[Collected data]
* Start *
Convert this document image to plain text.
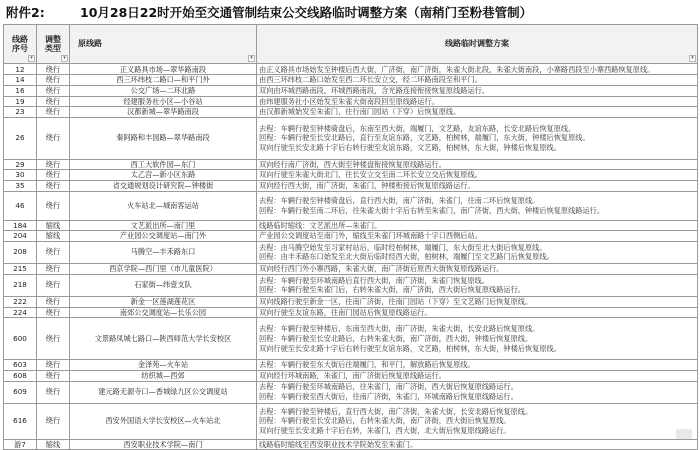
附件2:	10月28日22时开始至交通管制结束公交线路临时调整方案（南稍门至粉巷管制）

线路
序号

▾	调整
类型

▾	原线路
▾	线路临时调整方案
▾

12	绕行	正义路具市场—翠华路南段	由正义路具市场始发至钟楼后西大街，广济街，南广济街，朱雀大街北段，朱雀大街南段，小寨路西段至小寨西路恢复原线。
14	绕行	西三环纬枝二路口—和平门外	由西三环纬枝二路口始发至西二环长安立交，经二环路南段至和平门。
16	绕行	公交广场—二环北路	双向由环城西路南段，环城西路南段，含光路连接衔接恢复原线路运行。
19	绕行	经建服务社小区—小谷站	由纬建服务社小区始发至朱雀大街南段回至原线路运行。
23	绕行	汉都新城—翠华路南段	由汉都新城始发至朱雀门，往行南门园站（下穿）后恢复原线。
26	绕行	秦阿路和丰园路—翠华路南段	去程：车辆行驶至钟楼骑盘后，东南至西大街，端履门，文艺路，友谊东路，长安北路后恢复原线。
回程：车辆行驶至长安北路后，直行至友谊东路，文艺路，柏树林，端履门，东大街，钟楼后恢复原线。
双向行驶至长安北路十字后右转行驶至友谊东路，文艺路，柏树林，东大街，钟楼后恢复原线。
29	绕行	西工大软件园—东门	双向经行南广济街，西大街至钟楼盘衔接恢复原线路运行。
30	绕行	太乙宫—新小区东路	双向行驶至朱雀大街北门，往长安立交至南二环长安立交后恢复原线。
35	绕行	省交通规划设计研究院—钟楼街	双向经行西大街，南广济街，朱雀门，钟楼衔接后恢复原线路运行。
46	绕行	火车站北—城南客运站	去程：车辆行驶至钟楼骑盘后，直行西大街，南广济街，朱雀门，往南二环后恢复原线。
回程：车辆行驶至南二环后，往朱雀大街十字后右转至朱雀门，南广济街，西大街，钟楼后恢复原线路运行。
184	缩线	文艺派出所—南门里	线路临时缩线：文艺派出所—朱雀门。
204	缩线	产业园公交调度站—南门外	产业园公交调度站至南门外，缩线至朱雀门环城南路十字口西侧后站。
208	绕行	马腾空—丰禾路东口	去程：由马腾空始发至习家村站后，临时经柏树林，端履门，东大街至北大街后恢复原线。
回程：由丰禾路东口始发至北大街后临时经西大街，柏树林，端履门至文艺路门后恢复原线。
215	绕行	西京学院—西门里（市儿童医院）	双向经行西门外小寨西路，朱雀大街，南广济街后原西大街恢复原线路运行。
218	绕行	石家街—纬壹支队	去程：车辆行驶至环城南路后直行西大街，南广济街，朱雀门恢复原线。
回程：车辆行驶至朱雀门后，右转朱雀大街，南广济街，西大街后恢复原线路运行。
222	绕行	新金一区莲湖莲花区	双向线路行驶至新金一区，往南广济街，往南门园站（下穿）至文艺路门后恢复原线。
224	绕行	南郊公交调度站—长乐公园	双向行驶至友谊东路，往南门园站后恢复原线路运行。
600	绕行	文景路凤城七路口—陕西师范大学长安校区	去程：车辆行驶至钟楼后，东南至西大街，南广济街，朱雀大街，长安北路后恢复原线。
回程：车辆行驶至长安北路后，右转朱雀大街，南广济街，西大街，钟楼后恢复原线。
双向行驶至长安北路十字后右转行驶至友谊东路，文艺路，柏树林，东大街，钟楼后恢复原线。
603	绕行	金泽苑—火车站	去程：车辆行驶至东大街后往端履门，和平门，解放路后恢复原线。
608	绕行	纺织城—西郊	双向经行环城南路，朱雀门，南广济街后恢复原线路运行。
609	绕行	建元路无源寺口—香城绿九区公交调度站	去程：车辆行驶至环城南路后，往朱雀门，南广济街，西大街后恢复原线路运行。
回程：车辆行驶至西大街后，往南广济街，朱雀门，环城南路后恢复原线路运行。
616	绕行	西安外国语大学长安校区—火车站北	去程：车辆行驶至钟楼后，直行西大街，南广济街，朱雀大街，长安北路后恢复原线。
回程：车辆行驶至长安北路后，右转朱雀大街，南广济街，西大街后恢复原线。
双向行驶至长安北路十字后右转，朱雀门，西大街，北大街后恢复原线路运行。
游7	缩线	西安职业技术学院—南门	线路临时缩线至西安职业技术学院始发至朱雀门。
* End *
§ **What is being asked**
A faithful copy of the records above is needed, with the pictures left out.

§ **Solved problem**
Convert this document image to plain text.
附件2:	10月28日22时开始至交通管制结束公交线路临时调整方案（南稍门至粉巷管制）

线路
序号

▾	调整
类型

▾	原线路
▾	线路临时调整方案
▾

12	绕行	正义路具市场—翠华路南段	由正义路具市场始发至钟楼后西大街，广济街，南广济街，朱雀大街北段，朱雀大街南段，小寨路西段至小寨西路恢复原线。
14	绕行	西三环纬枝二路口—和平门外	由西三环纬枝二路口始发至西二环长安立交，经二环路南段至和平门。
16	绕行	公交广场—二环北路	双向由环城西路南段，环城西路南段，含光路连接衔接恢复原线路运行。
19	绕行	经建服务社小区—小谷站	由纬建服务社小区始发至朱雀大街南段回至原线路运行。
23	绕行	汉都新城—翠华路南段	由汉都新城始发至朱雀门，往行南门园站（下穿）后恢复原线。
26	绕行	秦阿路和丰园路—翠华路南段	去程：车辆行驶至钟楼骑盘后，东南至西大街，端履门，文艺路，友谊东路，长安北路后恢复原线。
回程：车辆行驶至长安北路后，直行至友谊东路，文艺路，柏树林，端履门，东大街，钟楼后恢复原线。
双向行驶至长安北路十字后右转行驶至友谊东路，文艺路，柏树林，东大街，钟楼后恢复原线。
29	绕行	西工大软件园—东门	双向经行南广济街，西大街至钟楼盘衔接恢复原线路运行。
30	绕行	太乙宫—新小区东路	双向行驶至朱雀大街北门，往长安立交至南二环长安立交后恢复原线。
35	绕行	省交通规划设计研究院—钟楼街	双向经行西大街，南广济街，朱雀门，钟楼衔接后恢复原线路运行。
46	绕行	火车站北—城南客运站	去程：车辆行驶至钟楼骑盘后，直行西大街，南广济街，朱雀门，往南二环后恢复原线。
回程：车辆行驶至南二环后，往朱雀大街十字后右转至朱雀门，南广济街，西大街，钟楼后恢复原线路运行。
184	缩线	文艺派出所—南门里	线路临时缩线：文艺派出所—朱雀门。
204	缩线	产业园公交调度站—南门外	产业园公交调度站至南门外，缩线至朱雀门环城南路十字口西侧后站。
208	绕行	马腾空—丰禾路东口	去程：由马腾空始发至习家村站后，临时经柏树林，端履门，东大街至北大街后恢复原线。
回程：由丰禾路东口始发至北大街后临时经西大街，柏树林，端履门至文艺路门后恢复原线。
215	绕行	西京学院—西门里（市儿童医院）	双向经行西门外小寨西路，朱雀大街，南广济街后原西大街恢复原线路运行。
218	绕行	石家街—纬壹支队	去程：车辆行驶至环城南路后直行西大街，南广济街，朱雀门恢复原线。
回程：车辆行驶至朱雀门后，右转朱雀大街，南广济街，西大街后恢复原线路运行。
222	绕行	新金一区莲湖莲花区	双向线路行驶至新金一区，往南广济街，往南门园站（下穿）至文艺路门后恢复原线。
224	绕行	南郊公交调度站—长乐公园	双向行驶至友谊东路，往南门园站后恢复原线路运行。
600	绕行	文景路凤城七路口—陕西师范大学长安校区	去程：车辆行驶至钟楼后，东南至西大街，南广济街，朱雀大街，长安北路后恢复原线。
回程：车辆行驶至长安北路后，右转朱雀大街，南广济街，西大街，钟楼后恢复原线。
双向行驶至长安北路十字后右转行驶至友谊东路，文艺路，柏树林，东大街，钟楼后恢复原线。
603	绕行	金泽苑—火车站	去程：车辆行驶至东大街后往端履门，和平门，解放路后恢复原线。
608	绕行	纺织城—西郊	双向经行环城南路，朱雀门，南广济街后恢复原线路运行。
609	绕行	建元路无源寺口—香城绿九区公交调度站	去程：车辆行驶至环城南路后，往朱雀门，南广济街，西大街后恢复原线路运行。
回程：车辆行驶至西大街后，往南广济街，朱雀门，环城南路后恢复原线路运行。
616	绕行	西安外国语大学长安校区—火车站北	去程：车辆行驶至钟楼后，直行西大街，南广济街，朱雀大街，长安北路后恢复原线。
回程：车辆行驶至长安北路后，右转朱雀大街，南广济街，西大街后恢复原线。
双向行驶至长安北路十字后右转，朱雀门，西大街，北大街后恢复原线路运行。
游7	缩线	西安职业技术学院—南门	线路临时缩线至西安职业技术学院始发至朱雀门。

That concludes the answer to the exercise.